» AVAILABLE DATA

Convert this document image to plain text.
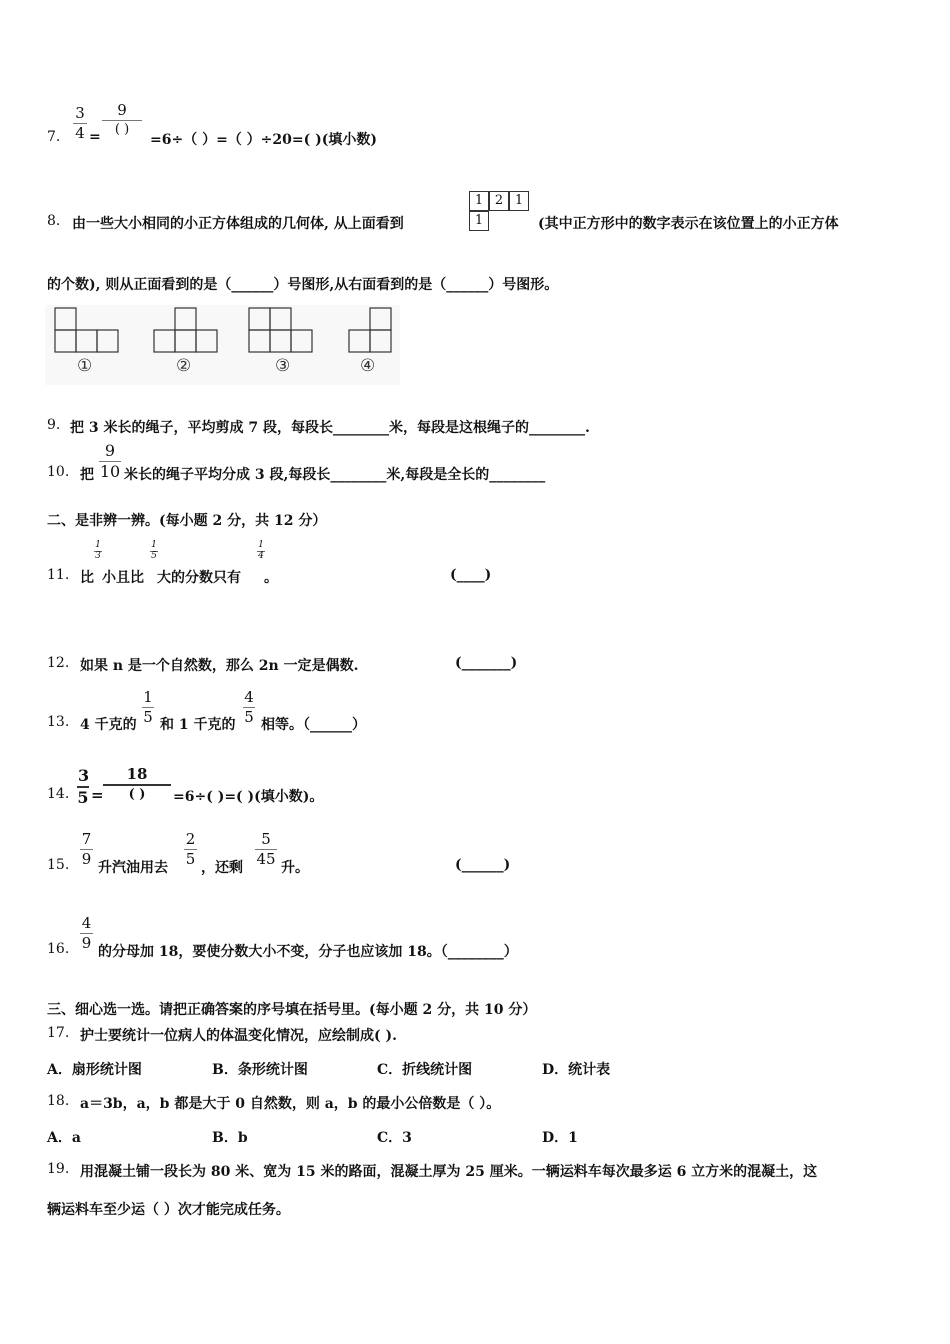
7. $\frac{3}{4}$ =
9
( )
=6÷（ ）=（ ）÷20=( )(填小数)
8. 由一些大小相同的小正方体组成的几何体, 从上面看到
1 2 1
1	(其中正方形中的数字表示在该位置上的小正方体
的个数), 则从正面看到的是（______）号图形,从右面看到的是（______）号图形。
①	②	③	④
9. 把 3 米长的绳子，平均剪成 7 段，每段长________米，每段是这根绳子的________.
10. 把 $\frac{9}{10}$ 米长的绳子平均分成 3 段,每段长________米,每段是全长的________
二、是非辨一辨。(每小题 2 分，共 12 分）
11. 比
$\frac{1}{3}$
小且比
$\frac{1}{5}$
大的分数只有
$\frac{1}{4}$
。	(____)
12. 如果 n 是一个自然数，那么 2n 一定是偶数.	(_______)
13. 4 千克的 $\frac{1}{5}$ 和 1 千克的 $\frac{4}{5}$ 相等。（______）
14. $\frac{3}{5}$ =
18
( )	=6÷( )=( )(填小数)。
15. $\frac{7}{9}$
升汽油用去
$\frac{2}{5}$
，还剩
$\frac{5}{45}$
升。	(______)
16. $\frac{4}{9}$
的分母加 18，要使分数大小不变，分子也应该加 18。（________）
三、细心选一选。请把正确答案的序号填在括号里。(每小题 2 分，共 10 分）
17. 护士要统计一位病人的体温变化情况，应绘制成( ).
A．扇形统计图	B．条形统计图	C．折线统计图	D．统计表
18. a＝3b，a，b 都是大于 0 自然数，则 a，b 的最小公倍数是（ ）。
A．a	B．b	C．3	D．1
19. 用混凝土铺一段长为 80 米、宽为 15 米的路面，混凝土厚为 25 厘米。一辆运料车每次最多运 6 立方米的混凝土，这
辆运料车至少运（ ）次才能完成任务。
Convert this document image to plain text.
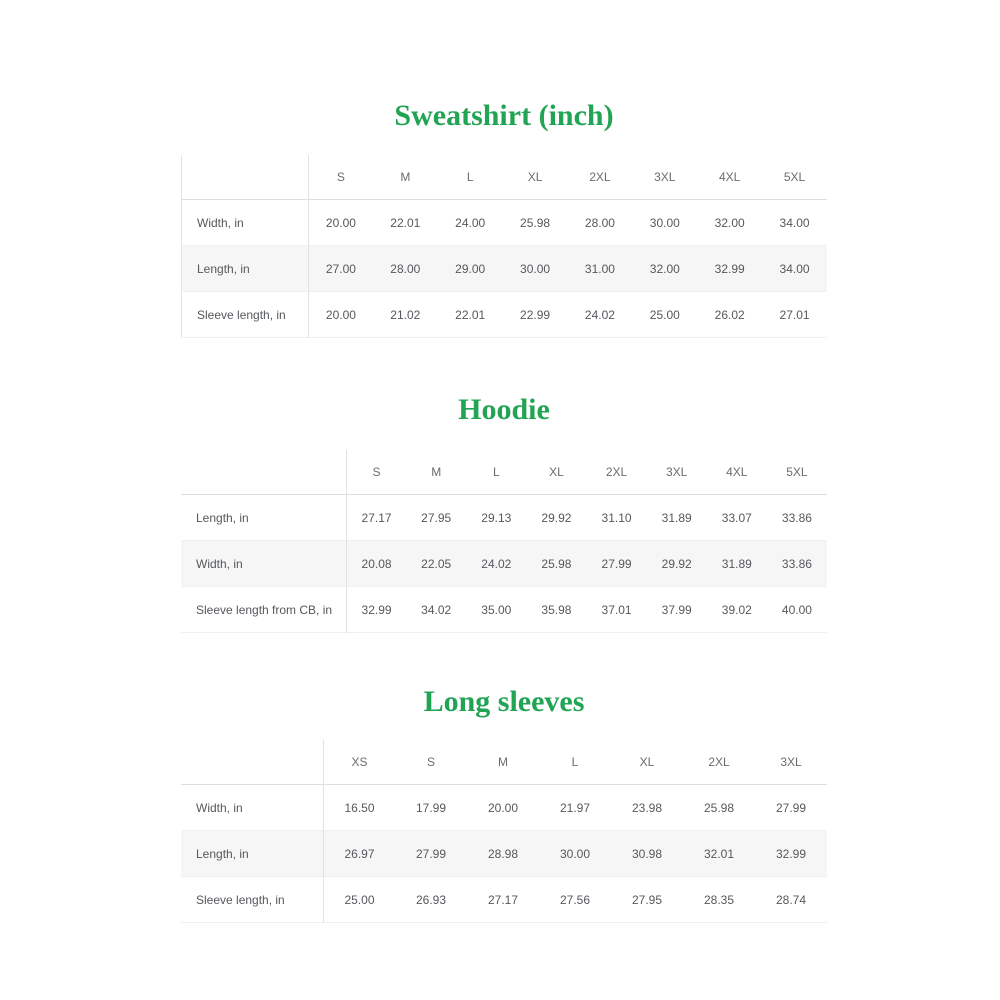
Sweatshirt (inch)
S	M	L	XL	2XL	3XL	4XL	5XL
Width, in	20.00	22.01	24.00	25.98	28.00	30.00	32.00	34.00
Length, in	27.00	28.00	29.00	30.00	31.00	32.00	32.99	34.00
Sleeve length, in	20.00	21.02	22.01	22.99	24.02	25.00	26.02	27.01
Hoodie
S	M	L	XL	2XL	3XL	4XL	5XL
Length, in	27.17	27.95	29.13	29.92	31.10	31.89	33.07	33.86
Width, in	20.08	22.05	24.02	25.98	27.99	29.92	31.89	33.86
Sleeve length from CB, in	32.99	34.02	35.00	35.98	37.01	37.99	39.02	40.00
Long sleeves
XS	S	M	L	XL	2XL	3XL
Width, in	16.50	17.99	20.00	21.97	23.98	25.98	27.99
Length, in	26.97	27.99	28.98	30.00	30.98	32.01	32.99
Sleeve length, in	25.00	26.93	27.17	27.56	27.95	28.35	28.74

» BRIEF
Leave the images out, please, and restate each line word for word.

» SOLUTION TO THIS EXERCISE
Convert this document image to plain text.
7. $\frac{3}{4}$ =
9
( )
=6÷（ ）=（ ）÷20=( )(填小数)
8. 由一些大小相同的小正方体组成的几何体, 从上面看到
1 2 1
1	(其中正方形中的数字表示在该位置上的小正方体
的个数), 则从正面看到的是（______）号图形,从右面看到的是（______）号图形。
①	②	③	④
9. 把 3 米长的绳子，平均剪成 7 段，每段长________米，每段是这根绳子的________.
10. 把 $\frac{9}{10}$ 米长的绳子平均分成 3 段,每段长________米,每段是全长的________
二、是非辨一辨。(每小题 2 分，共 12 分）
11. 比
$\frac{1}{3}$
小且比
$\frac{1}{5}$
大的分数只有
$\frac{1}{4}$
。	(____)
12. 如果 n 是一个自然数，那么 2n 一定是偶数.	(_______)
13. 4 千克的 $\frac{1}{5}$ 和 1 千克的 $\frac{4}{5}$ 相等。（______）
14. $\frac{3}{5}$ =
18
( )	=6÷( )=( )(填小数)。
15. $\frac{7}{9}$
升汽油用去
$\frac{2}{5}$
，还剩
$\frac{5}{45}$
升。	(______)
16. $\frac{4}{9}$
的分母加 18，要使分数大小不变，分子也应该加 18。（________）
三、细心选一选。请把正确答案的序号填在括号里。(每小题 2 分，共 10 分）
17. 护士要统计一位病人的体温变化情况，应绘制成( ).
A．扇形统计图	B．条形统计图	C．折线统计图	D．统计表
18. a＝3b，a，b 都是大于 0 自然数，则 a，b 的最小公倍数是（ ）。
A．a	B．b	C．3	D．1
19. 用混凝土铺一段长为 80 米、宽为 15 米的路面，混凝土厚为 25 厘米。一辆运料车每次最多运 6 立方米的混凝土，这
辆运料车至少运（ ）次才能完成任务。
Convert this document image to plain text.
Sweatshirt (inch)
S	M	L	XL	2XL	3XL	4XL	5XL
Width, in	20.00	22.01	24.00	25.98	28.00	30.00	32.00	34.00
Length, in	27.00	28.00	29.00	30.00	31.00	32.00	32.99	34.00
Sleeve length, in	20.00	21.02	22.01	22.99	24.02	25.00	26.02	27.01
Hoodie
S	M	L	XL	2XL	3XL	4XL	5XL
Length, in	27.17	27.95	29.13	29.92	31.10	31.89	33.07	33.86
Width, in	20.08	22.05	24.02	25.98	27.99	29.92	31.89	33.86
Sleeve length from CB, in	32.99	34.02	35.00	35.98	37.01	37.99	39.02	40.00
Long sleeves
XS	S	M	L	XL	2XL	3XL
Width, in	16.50	17.99	20.00	21.97	23.98	25.98	27.99
Length, in	26.97	27.99	28.98	30.00	30.98	32.01	32.99
Sleeve length, in	25.00	26.93	27.17	27.56	27.95	28.35	28.74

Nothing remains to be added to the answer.